I rise!

Today is the greatest day of the Christian year! Rowan Williams recently said that the death and resurrection of Jesus is the centre point of all human history. That’s quite a day!

 

And as if that wasn’t enough, today I want to say that what we celebrate right now is not only Jesus’ overcoming of death and suffering and guilt and pain – but the possibility that we too will overcome these things and rise again. I truly believe that Easter is not only about the resurrection of Jesus – but it’s about the resurrection of all of us. The good news is that his rising brings promise and hope for you and me too. Saint Paul said that if Christ is not risen our faith is in vain. But today we affirm – we shout from the roof tops – that Christ is risen – and that there is a reason to be alive!!

 

As I read that Gospel reading about the women and then the man who went to the tomb, I see that this story is the story of their rising too. They had been devastated. Their world had collapsed completely. The women came to the tomb prepared to anoint a body. They came in the agony of grief. They were puzzled and terrified to find the body gone. And they were already experiencing the fear that grief brings. C.S.Lewis wrote about the grief he suffered after his wife’s death and he said that no-one had ever told him that grief would feel so much like fear. And then the women heard of the possibility of new life, but were not believed. Their words were treated like an ‘idle tale’ – their hope despised, denied, belittled. Peter came with all that grief too, but also carrying a burden of guilt. He had denied Jesus, betrayed him. He was a broken man and was probably wishing that he had died like Judas, thinking that he didn’t deserve to live. But reality dawned on the women and on Peter, and as the truth that Jesus had risen sunk in, so light dawned for them too, hope grew, and life was restored to those once in the depths of grief and guilt and pain. This was their resurrection as well. They were frightened, disappointed, devastated at the loss of Jesus. But then they were re-born. We know them now not as sad, tragic figures at all but as the apostles, the saints, the holy ones, of the early church. A truly broken man became Peter, the rock. And Mary Magdalene and Joanna and another Mary – they came to that tomb dragging themselves out of depression and sorrow, but they went home dancing..

= Problems to work on =
a) Answer these questions about the Easter sermon:
(i) Who is quoted as saying that the death and resurrection of Jesus is the centre point of all human history?
(ii) What did C.S. Lewis say no one had ever told him about grief?
(iii) What were the women's words treated like when they spoke of the possibility of new life?
b) Carry the Easter sermon forward from its final sentence, keeping its voice and theme.

= Records =

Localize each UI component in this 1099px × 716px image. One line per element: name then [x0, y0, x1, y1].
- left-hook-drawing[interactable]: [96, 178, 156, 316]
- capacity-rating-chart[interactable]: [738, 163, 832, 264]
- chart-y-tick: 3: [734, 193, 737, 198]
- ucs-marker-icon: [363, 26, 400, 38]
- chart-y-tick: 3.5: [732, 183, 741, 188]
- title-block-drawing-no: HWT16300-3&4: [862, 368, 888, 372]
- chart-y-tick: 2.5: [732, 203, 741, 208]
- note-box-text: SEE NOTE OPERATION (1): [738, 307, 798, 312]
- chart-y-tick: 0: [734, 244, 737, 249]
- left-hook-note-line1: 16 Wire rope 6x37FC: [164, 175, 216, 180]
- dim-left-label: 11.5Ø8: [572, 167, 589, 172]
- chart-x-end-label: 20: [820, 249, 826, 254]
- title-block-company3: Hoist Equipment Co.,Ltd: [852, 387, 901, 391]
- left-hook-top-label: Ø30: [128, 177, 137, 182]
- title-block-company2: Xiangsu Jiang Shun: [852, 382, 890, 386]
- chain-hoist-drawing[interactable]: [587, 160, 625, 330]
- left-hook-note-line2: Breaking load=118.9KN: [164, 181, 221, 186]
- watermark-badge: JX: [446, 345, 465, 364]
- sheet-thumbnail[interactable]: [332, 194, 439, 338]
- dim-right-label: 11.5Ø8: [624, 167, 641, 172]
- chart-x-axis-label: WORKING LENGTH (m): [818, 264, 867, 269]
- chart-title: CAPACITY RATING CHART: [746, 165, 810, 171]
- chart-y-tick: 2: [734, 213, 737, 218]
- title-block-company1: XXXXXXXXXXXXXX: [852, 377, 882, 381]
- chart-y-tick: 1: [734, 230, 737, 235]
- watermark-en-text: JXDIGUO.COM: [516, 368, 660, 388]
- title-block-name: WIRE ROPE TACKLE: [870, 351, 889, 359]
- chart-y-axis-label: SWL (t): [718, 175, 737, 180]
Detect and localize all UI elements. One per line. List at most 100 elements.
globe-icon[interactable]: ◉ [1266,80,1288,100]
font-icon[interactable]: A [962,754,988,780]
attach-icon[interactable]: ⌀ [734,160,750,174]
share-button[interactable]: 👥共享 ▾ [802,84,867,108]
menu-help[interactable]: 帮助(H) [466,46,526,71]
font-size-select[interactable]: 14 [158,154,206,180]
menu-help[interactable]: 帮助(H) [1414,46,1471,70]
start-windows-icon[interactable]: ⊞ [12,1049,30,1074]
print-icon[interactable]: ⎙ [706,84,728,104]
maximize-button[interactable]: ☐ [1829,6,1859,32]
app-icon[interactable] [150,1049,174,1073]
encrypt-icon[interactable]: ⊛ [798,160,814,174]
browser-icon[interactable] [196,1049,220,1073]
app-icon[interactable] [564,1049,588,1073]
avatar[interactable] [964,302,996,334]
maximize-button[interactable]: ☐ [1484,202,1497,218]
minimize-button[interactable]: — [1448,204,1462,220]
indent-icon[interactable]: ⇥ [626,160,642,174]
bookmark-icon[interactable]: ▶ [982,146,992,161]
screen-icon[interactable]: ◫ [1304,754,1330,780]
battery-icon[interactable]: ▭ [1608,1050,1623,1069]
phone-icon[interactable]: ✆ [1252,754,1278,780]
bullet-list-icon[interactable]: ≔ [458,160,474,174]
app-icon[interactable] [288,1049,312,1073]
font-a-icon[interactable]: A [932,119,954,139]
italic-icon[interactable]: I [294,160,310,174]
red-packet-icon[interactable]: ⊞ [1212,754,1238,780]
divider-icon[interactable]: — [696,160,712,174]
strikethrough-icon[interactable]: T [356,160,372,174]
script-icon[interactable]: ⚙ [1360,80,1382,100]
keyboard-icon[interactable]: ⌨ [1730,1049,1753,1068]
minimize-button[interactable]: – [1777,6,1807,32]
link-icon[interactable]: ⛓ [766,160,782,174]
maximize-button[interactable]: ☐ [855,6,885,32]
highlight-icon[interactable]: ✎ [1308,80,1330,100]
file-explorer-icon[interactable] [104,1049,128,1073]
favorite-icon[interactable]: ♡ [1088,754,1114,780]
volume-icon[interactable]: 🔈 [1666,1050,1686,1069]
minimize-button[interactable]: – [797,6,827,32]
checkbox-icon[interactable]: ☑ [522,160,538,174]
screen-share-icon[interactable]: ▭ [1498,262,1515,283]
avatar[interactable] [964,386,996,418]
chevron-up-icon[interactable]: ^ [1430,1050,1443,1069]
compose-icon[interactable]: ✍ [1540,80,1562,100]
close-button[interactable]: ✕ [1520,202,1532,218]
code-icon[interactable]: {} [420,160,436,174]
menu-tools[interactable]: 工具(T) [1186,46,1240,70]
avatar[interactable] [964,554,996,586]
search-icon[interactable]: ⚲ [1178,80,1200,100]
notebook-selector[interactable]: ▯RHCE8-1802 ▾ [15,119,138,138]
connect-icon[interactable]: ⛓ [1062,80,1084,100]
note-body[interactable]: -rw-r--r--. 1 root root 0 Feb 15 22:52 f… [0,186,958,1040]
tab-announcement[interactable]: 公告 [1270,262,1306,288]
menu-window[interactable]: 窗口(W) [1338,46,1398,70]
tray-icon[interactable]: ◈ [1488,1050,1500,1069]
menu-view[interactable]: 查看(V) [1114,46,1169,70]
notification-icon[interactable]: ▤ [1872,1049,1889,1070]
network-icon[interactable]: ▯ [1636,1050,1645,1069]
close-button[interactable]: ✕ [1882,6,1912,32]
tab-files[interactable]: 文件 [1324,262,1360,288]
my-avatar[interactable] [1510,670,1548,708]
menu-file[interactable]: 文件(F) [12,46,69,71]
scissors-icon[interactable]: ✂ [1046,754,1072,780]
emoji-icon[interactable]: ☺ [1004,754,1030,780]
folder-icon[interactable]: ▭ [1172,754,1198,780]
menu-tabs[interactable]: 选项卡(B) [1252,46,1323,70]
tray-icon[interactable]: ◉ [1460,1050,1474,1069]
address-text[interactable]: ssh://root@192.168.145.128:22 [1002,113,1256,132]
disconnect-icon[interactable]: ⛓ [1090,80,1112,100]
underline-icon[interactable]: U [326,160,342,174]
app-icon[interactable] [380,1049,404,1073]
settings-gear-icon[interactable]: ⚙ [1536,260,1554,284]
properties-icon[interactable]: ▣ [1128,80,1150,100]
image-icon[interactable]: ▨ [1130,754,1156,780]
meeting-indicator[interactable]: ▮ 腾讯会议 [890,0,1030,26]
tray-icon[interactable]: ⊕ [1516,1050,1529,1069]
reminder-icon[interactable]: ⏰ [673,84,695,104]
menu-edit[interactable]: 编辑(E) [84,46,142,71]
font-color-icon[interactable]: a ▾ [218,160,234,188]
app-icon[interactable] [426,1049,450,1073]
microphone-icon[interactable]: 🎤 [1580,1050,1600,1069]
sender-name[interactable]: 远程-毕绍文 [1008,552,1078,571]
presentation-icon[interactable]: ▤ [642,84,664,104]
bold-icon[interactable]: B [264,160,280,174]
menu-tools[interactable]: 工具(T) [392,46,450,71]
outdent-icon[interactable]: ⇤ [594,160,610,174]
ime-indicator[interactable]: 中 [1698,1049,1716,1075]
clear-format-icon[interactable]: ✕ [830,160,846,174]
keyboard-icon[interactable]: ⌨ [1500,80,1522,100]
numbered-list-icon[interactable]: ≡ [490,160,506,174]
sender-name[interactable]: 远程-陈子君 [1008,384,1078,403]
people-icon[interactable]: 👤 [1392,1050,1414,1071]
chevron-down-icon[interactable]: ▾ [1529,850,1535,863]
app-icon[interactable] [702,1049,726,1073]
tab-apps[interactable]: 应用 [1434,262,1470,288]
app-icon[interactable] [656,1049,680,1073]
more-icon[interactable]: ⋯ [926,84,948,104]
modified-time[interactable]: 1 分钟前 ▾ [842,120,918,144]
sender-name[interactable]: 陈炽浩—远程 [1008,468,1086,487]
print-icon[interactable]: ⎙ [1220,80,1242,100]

= In response =
a)
(i) Rowan Williams
(ii) That grief would feel so much like fear.
(iii) An "idle tale"

b)
But this isn’t only their story. It is ours too – or it could be. We all of us know what it means to encounter death. And I don’t just mean the literal, end of life, call-the-undertakers type death. I mean the many small deaths and sorrows that we each know about as we live our lives. We all of us face all sorts of deaths as we pass our days. The career that never quite took off. The relationships that fail. The anxieties that torment us and consume us. The guilty secret that we just can’t forget, and the shame that prevents us from finding the peace we long for. And there are all those little slow deaths that are just a part of getting older.. For so many human beings now, even among those who have every material thing that we need and more, this kind of death still stalks us. We all know what it is to carry a cross, or to have a cross forced upon us. Any pastor of a congregation of people, however small or large, if they are looking with open eyes, will know that all of us live with these little deaths and these huge sorrows every day we breathe. Many of us here have endured losses of those we love, or we live with chronic illness, or just the ‘everyone has them’ fears and troubles of a human life.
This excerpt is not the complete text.